# PROBLEM TO SOLVE:
Retype the records below word for word and omit any image.

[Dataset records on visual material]
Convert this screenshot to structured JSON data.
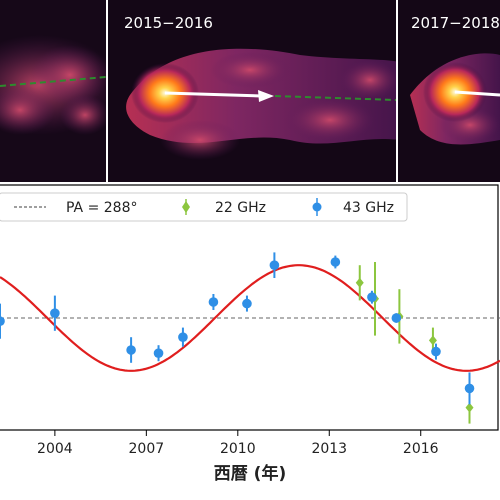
{
  "panels": [
    {
      "label": ""
    },
    {
      "label": "2015−2016"
    },
    {
      "label": "2017−2018"
    }
  ],
  "colors": {
    "background_dark": "#1a0a1e",
    "jet_glow": "#ff7a1a",
    "arrow": "#ffffff",
    "pa_line": "#2e8b2e",
    "model_curve": "#e01e1e",
    "series_22": "#8cc63f",
    "series_43": "#2f8fe6",
    "reference_line": "#666666"
  },
  "chart_data": {
    "type": "scatter",
    "xlabel": "西暦 (年)",
    "ylabel": "",
    "xlim": [
      2002.2,
      2018.6
    ],
    "ylim": [
      -0.3,
      1.0
    ],
    "xticks": [
      2004,
      2007,
      2010,
      2013,
      2016
    ],
    "xtick_labels": [
      "2004",
      "2007",
      "2010",
      "2013",
      "2016"
    ],
    "reference_line": {
      "label": "PA = 288°",
      "y": 0.4
    },
    "legend": {
      "placement": "top"
    },
    "series": [
      {
        "name": "22 GHz",
        "marker": "diamond",
        "points": [
          {
            "x": 2014.0,
            "y": 0.62,
            "err": 0.11
          },
          {
            "x": 2014.5,
            "y": 0.52,
            "err": 0.23
          },
          {
            "x": 2015.3,
            "y": 0.41,
            "err": 0.17
          },
          {
            "x": 2016.4,
            "y": 0.26,
            "err": 0.08
          },
          {
            "x": 2017.6,
            "y": -0.16,
            "err": 0.1
          }
        ]
      },
      {
        "name": "43 GHz",
        "marker": "circle",
        "points": [
          {
            "x": 2002.2,
            "y": 0.38,
            "err": 0.11
          },
          {
            "x": 2004.0,
            "y": 0.43,
            "err": 0.11
          },
          {
            "x": 2006.5,
            "y": 0.2,
            "err": 0.08
          },
          {
            "x": 2007.4,
            "y": 0.18,
            "err": 0.05
          },
          {
            "x": 2008.2,
            "y": 0.28,
            "err": 0.06
          },
          {
            "x": 2009.2,
            "y": 0.5,
            "err": 0.05
          },
          {
            "x": 2010.3,
            "y": 0.49,
            "err": 0.05
          },
          {
            "x": 2011.2,
            "y": 0.73,
            "err": 0.08
          },
          {
            "x": 2013.2,
            "y": 0.75,
            "err": 0.04
          },
          {
            "x": 2014.4,
            "y": 0.53,
            "err": 0.04
          },
          {
            "x": 2015.2,
            "y": 0.4,
            "err": 0.03
          },
          {
            "x": 2016.5,
            "y": 0.19,
            "err": 0.05
          },
          {
            "x": 2017.6,
            "y": -0.04,
            "err": 0.1
          }
        ]
      }
    ],
    "model": {
      "type": "sinusoid",
      "offset": 0.4,
      "amplitude": 0.33,
      "period_years": 11,
      "peak_year": 2012.0
    }
  }
}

# REPLY:
Convert this screenshot to structured JSON data.
{
  "panels": [
    {
      "label": ""
    },
    {
      "label": "2015−2016"
    },
    {
      "label": "2017−2018"
    }
  ],
  "colors": {
    "background_dark": "#1a0a1e",
    "jet_glow": "#ff7a1a",
    "arrow": "#ffffff",
    "pa_line": "#2e8b2e",
    "model_curve": "#e01e1e",
    "series_22": "#8cc63f",
    "series_43": "#2f8fe6",
    "reference_line": "#666666"
  },
  "chart_data": {
    "type": "scatter",
    "xlabel": "西暦 (年)",
    "ylabel": "",
    "xlim": [
      2002.2,
      2018.6
    ],
    "ylim": [
      -0.3,
      1.0
    ],
    "xticks": [
      2004,
      2007,
      2010,
      2013,
      2016
    ],
    "xtick_labels": [
      "2004",
      "2007",
      "2010",
      "2013",
      "2016"
    ],
    "reference_line": {
      "label": "PA = 288°",
      "y": 0.4
    },
    "legend": {
      "placement": "top"
    },
    "series": [
      {
        "name": "22 GHz",
        "marker": "diamond",
        "points": [
          {
            "x": 2014.0,
            "y": 0.62,
            "err": 0.11
          },
          {
            "x": 2014.5,
            "y": 0.52,
            "err": 0.23
          },
          {
            "x": 2015.3,
            "y": 0.41,
            "err": 0.17
          },
          {
            "x": 2016.4,
            "y": 0.26,
            "err": 0.08
          },
          {
            "x": 2017.6,
            "y": -0.16,
            "err": 0.1
          }
        ]
      },
      {
        "name": "43 GHz",
        "marker": "circle",
        "points": [
          {
            "x": 2002.2,
            "y": 0.38,
            "err": 0.11
          },
          {
            "x": 2004.0,
            "y": 0.43,
            "err": 0.11
          },
          {
            "x": 2006.5,
            "y": 0.2,
            "err": 0.08
          },
          {
            "x": 2007.4,
            "y": 0.18,
            "err": 0.05
          },
          {
            "x": 2008.2,
            "y": 0.28,
            "err": 0.06
          },
          {
            "x": 2009.2,
            "y": 0.5,
            "err": 0.05
          },
          {
            "x": 2010.3,
            "y": 0.49,
            "err": 0.05
          },
          {
            "x": 2011.2,
            "y": 0.73,
            "err": 0.08
          },
          {
            "x": 2013.2,
            "y": 0.75,
            "err": 0.04
          },
          {
            "x": 2014.4,
            "y": 0.53,
            "err": 0.04
          },
          {
            "x": 2015.2,
            "y": 0.4,
            "err": 0.03
          },
          {
            "x": 2016.5,
            "y": 0.19,
            "err": 0.05
          },
          {
            "x": 2017.6,
            "y": -0.04,
            "err": 0.1
          }
        ]
      }
    ],
    "model": {
      "type": "sinusoid",
      "offset": 0.4,
      "amplitude": 0.33,
      "period_years": 11,
      "peak_year": 2012.0
    }
  }
}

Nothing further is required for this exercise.